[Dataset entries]
## Start
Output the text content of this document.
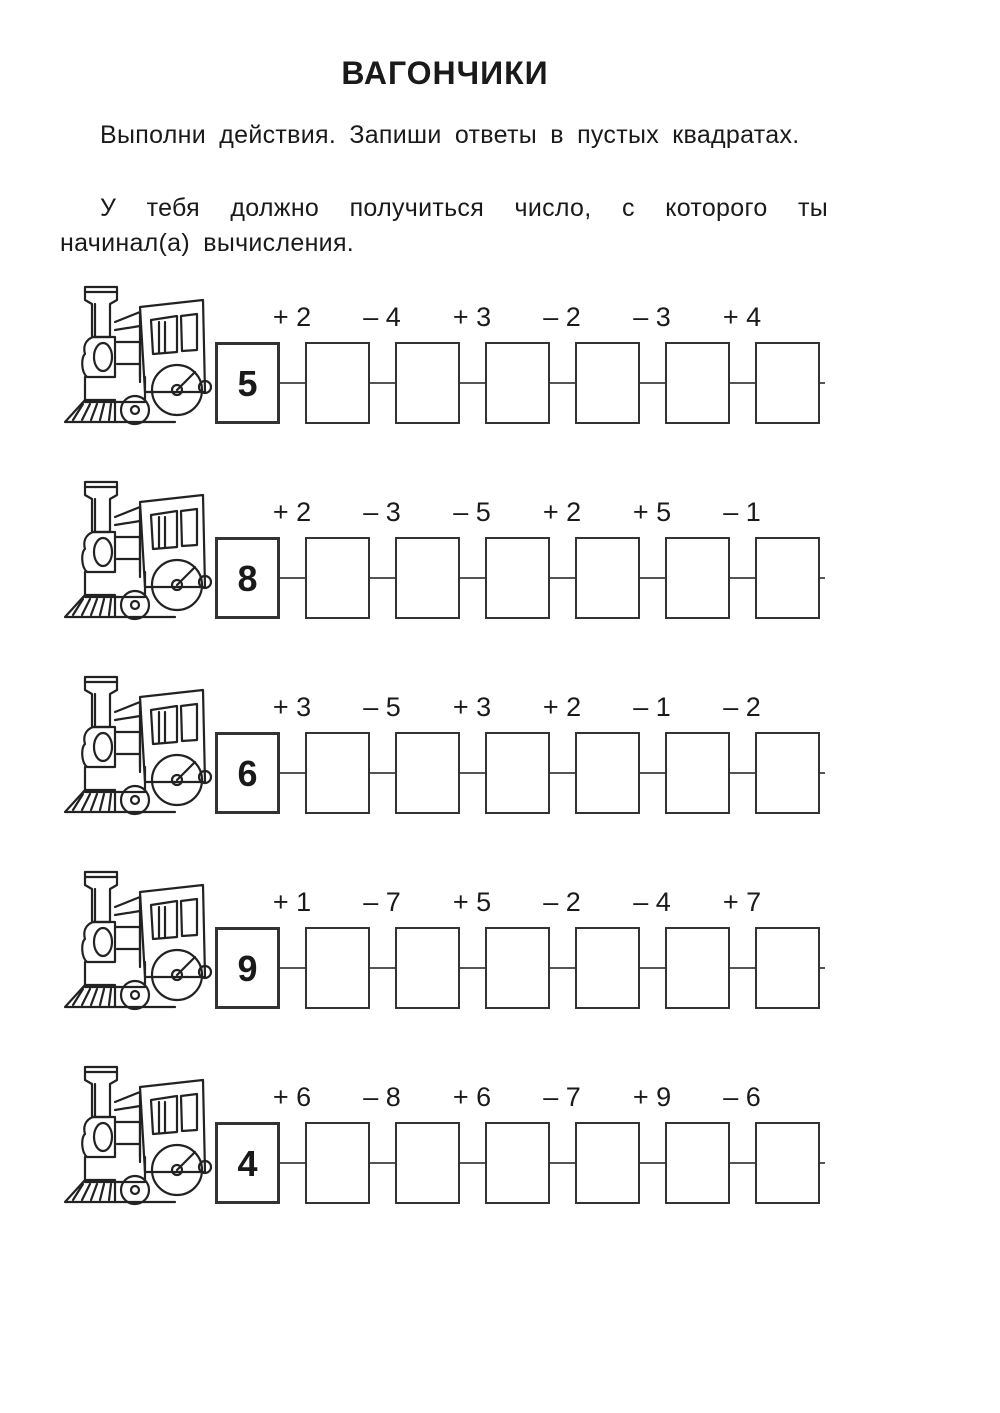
ВАГОНЧИКИ
Выполни действия. Запиши ответы в пустых квадратах.
У тебя должно получиться число, с которого ты начинал(а) вычисления.
+ 2	– 4	+ 3	– 2	– 3	+ 4
5
+ 2	– 3	– 5	+ 2	+ 5	– 1
8
+ 3	– 5	+ 3	+ 2	– 1	– 2
6
+ 1	– 7	+ 5	– 2	– 4	+ 7
9
+ 6	– 8	+ 6	– 7	+ 9	– 6
4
## End
- **Task requirements**
Except for the pictures, copy the material above exactly.

- **Answer to this task**
Output the text content of this document.
ВАГОНЧИКИ
Выполни действия. Запиши ответы в пустых квадратах.
У тебя должно получиться число, с которого ты начинал(а) вычисления.
+ 2	– 4	+ 3	– 2	– 3	+ 4
5
+ 2	– 3	– 5	+ 2	+ 5	– 1
8
+ 3	– 5	+ 3	+ 2	– 1	– 2
6
+ 1	– 7	+ 5	– 2	– 4	+ 7
9
+ 6	– 8	+ 6	– 7	+ 9	– 6
4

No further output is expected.